- WHAT YOU NEED TO DO
From the entries below, copy every line where the string "Bunny" appears.

>> BEGIN

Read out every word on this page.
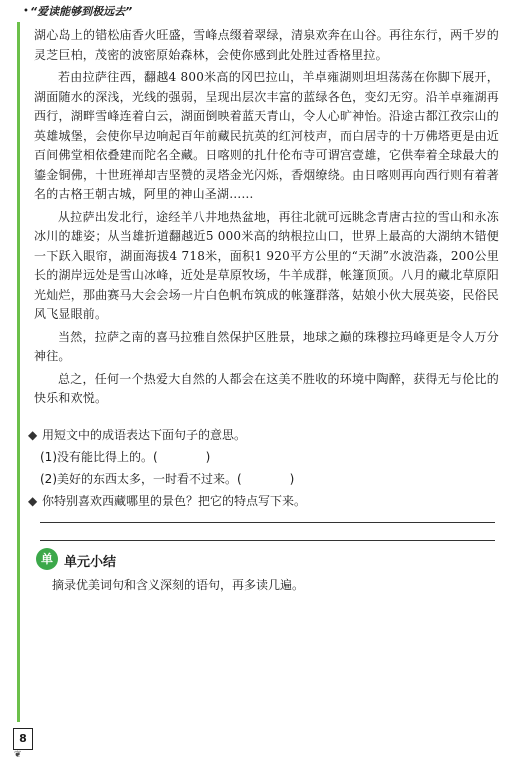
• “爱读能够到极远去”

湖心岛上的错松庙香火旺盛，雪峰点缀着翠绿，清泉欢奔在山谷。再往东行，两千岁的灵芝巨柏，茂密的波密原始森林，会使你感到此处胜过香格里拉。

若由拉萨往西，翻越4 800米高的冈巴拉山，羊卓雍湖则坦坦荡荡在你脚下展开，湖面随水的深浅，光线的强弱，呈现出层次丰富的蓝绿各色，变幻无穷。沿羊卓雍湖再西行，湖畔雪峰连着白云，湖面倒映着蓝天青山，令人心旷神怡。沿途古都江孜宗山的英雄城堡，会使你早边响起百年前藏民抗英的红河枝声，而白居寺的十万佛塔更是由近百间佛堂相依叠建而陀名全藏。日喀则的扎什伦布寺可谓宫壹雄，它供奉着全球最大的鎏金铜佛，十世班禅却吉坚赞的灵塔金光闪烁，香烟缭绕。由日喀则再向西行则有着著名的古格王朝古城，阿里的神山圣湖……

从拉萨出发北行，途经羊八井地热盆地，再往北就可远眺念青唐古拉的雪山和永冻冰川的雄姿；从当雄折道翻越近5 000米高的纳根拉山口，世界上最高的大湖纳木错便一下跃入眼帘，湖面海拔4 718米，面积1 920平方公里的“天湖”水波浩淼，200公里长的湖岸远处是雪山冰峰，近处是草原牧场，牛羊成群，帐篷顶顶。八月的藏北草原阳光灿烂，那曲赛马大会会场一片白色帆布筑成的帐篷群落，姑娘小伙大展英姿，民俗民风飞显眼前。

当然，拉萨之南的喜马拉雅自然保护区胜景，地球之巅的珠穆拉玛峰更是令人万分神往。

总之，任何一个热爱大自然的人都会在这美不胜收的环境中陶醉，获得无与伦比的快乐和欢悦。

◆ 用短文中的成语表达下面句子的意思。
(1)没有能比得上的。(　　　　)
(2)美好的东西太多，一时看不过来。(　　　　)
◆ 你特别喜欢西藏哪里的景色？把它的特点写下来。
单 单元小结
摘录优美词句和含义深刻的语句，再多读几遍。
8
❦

>> END
>> BEGIN

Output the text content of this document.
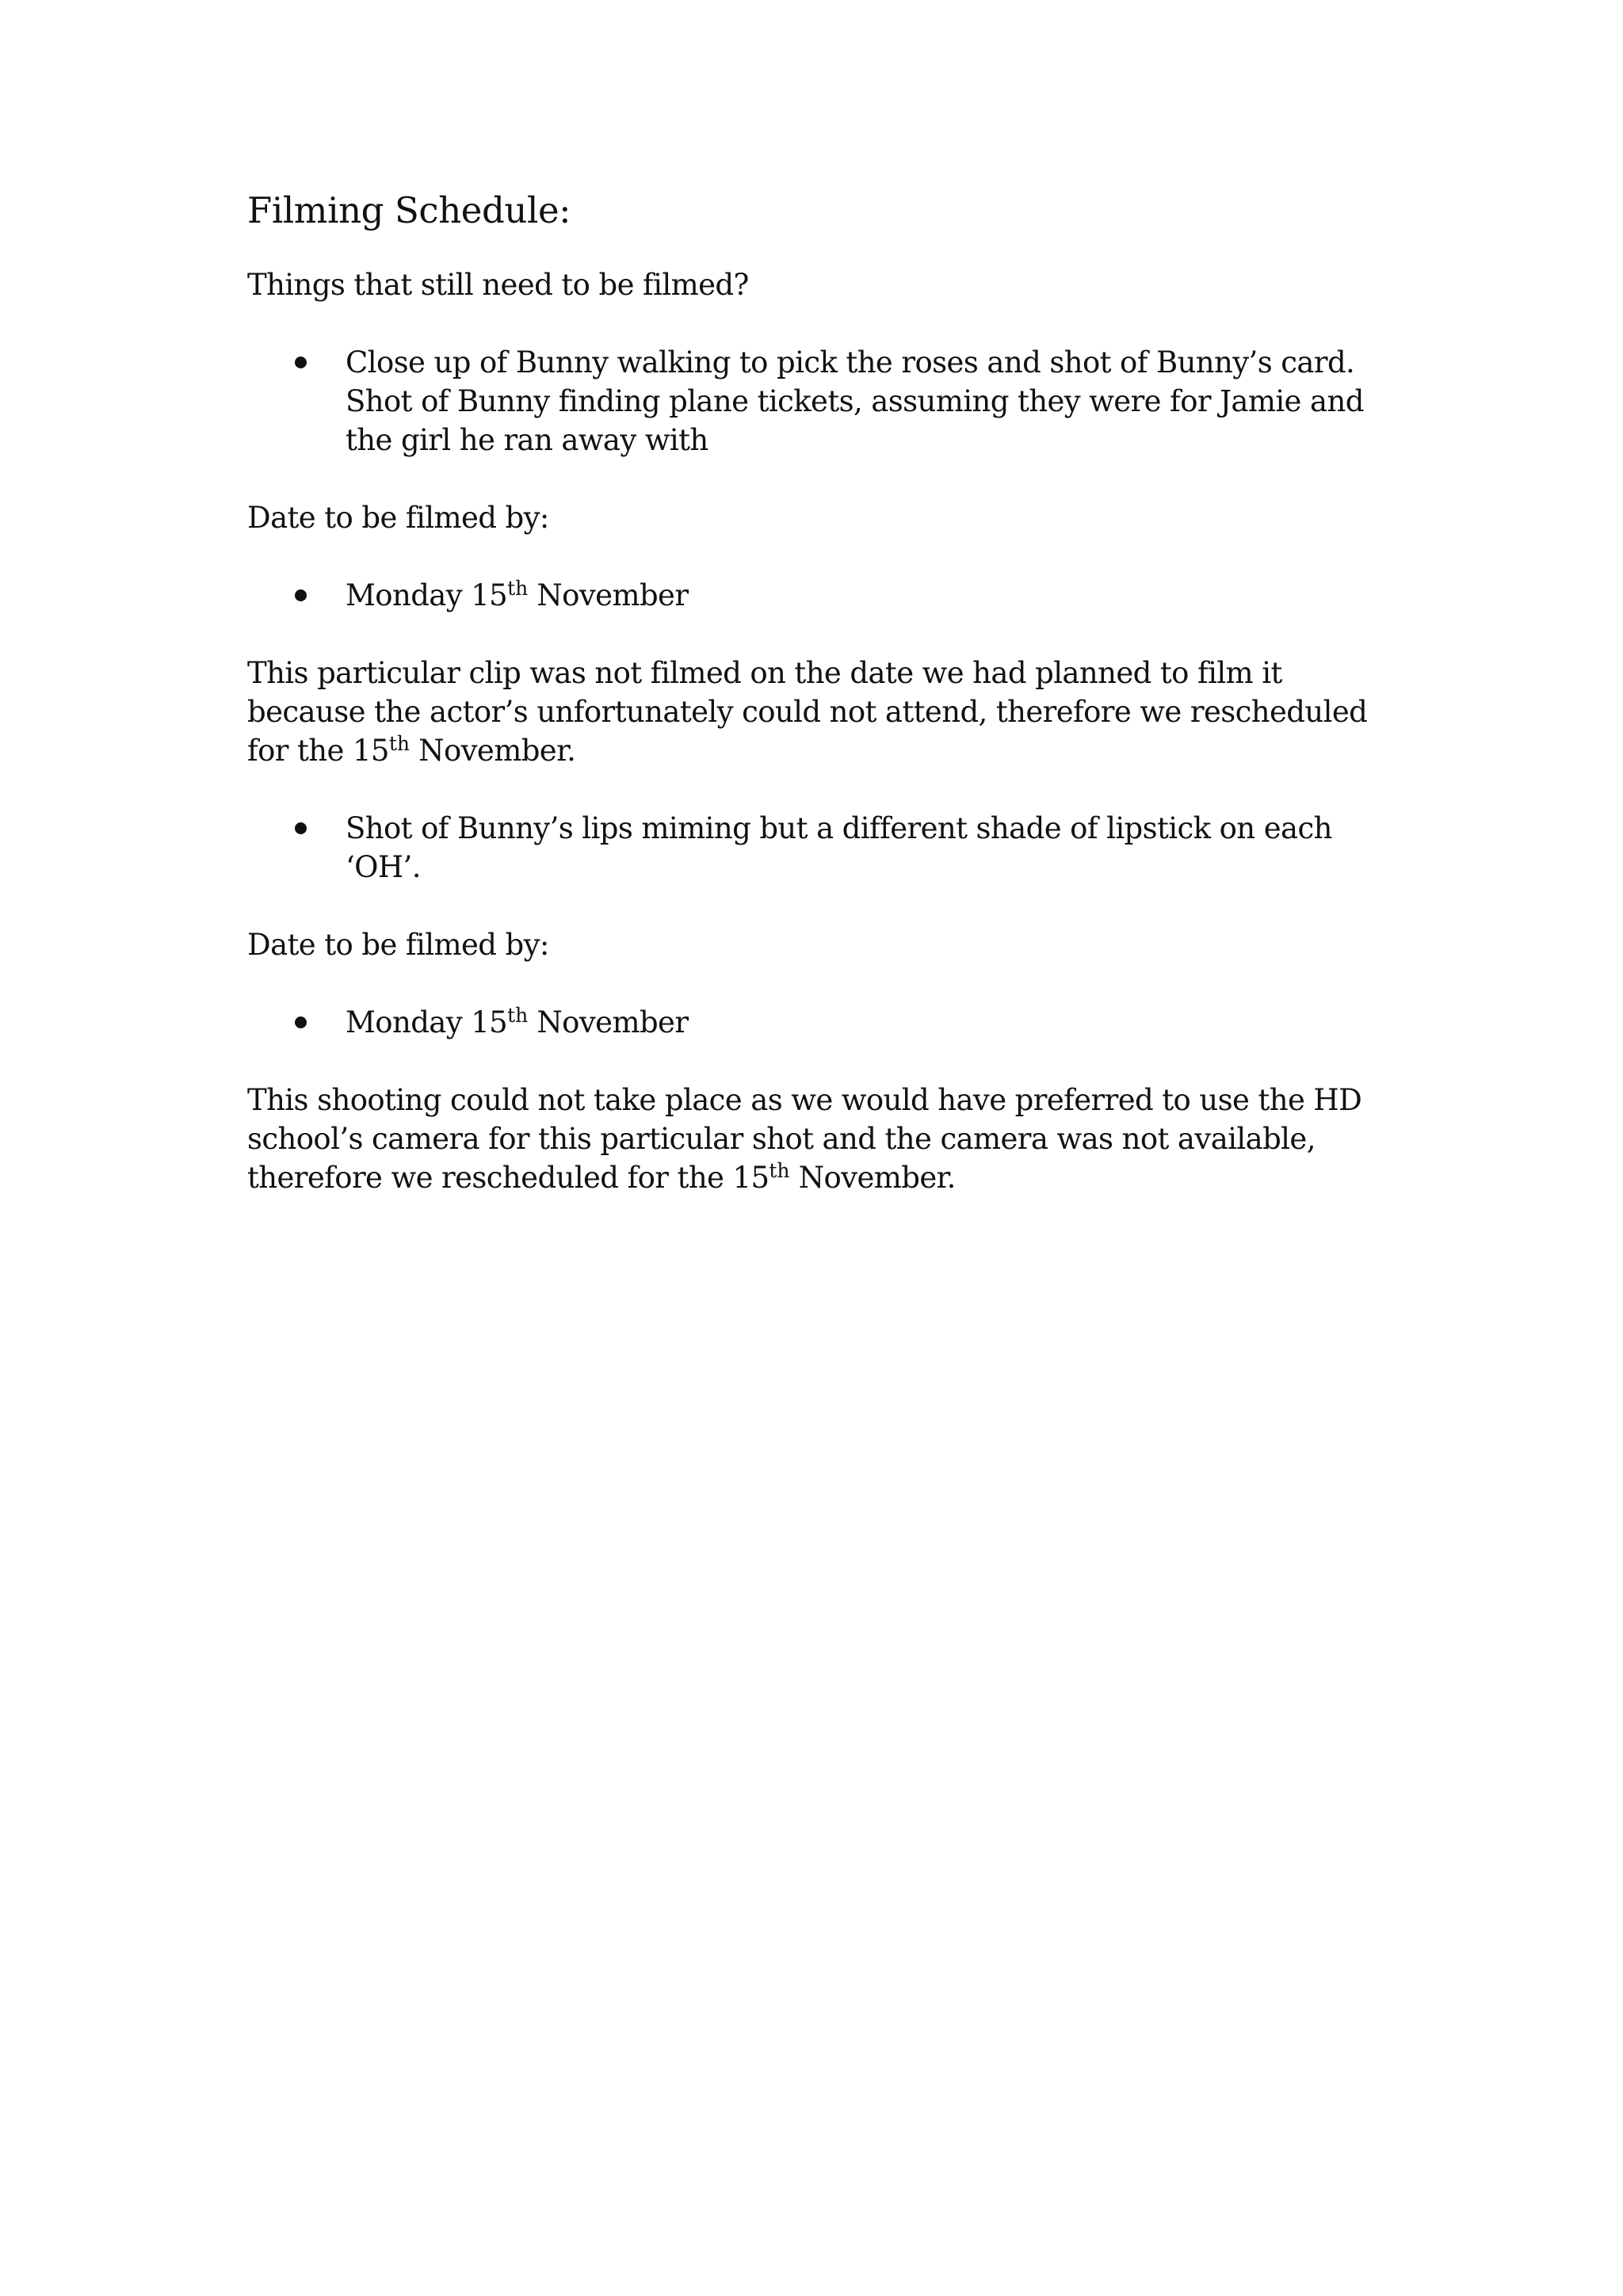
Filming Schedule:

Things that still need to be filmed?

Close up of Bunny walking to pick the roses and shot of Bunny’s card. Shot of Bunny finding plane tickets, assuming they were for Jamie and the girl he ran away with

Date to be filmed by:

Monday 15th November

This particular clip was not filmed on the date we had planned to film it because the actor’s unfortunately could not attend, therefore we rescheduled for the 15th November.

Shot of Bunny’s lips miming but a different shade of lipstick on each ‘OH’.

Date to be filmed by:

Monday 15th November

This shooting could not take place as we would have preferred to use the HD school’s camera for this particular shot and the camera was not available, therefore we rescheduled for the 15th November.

>> END

- WRITTEN ANSWER
Close up of Bunny walking to pick the roses and shot of Bunny’s card. Shot of Bunny finding plane tickets, assuming they were for Jamie and the girl he ran away with
Shot of Bunny’s lips miming but a different shade of lipstick on each ‘OH’.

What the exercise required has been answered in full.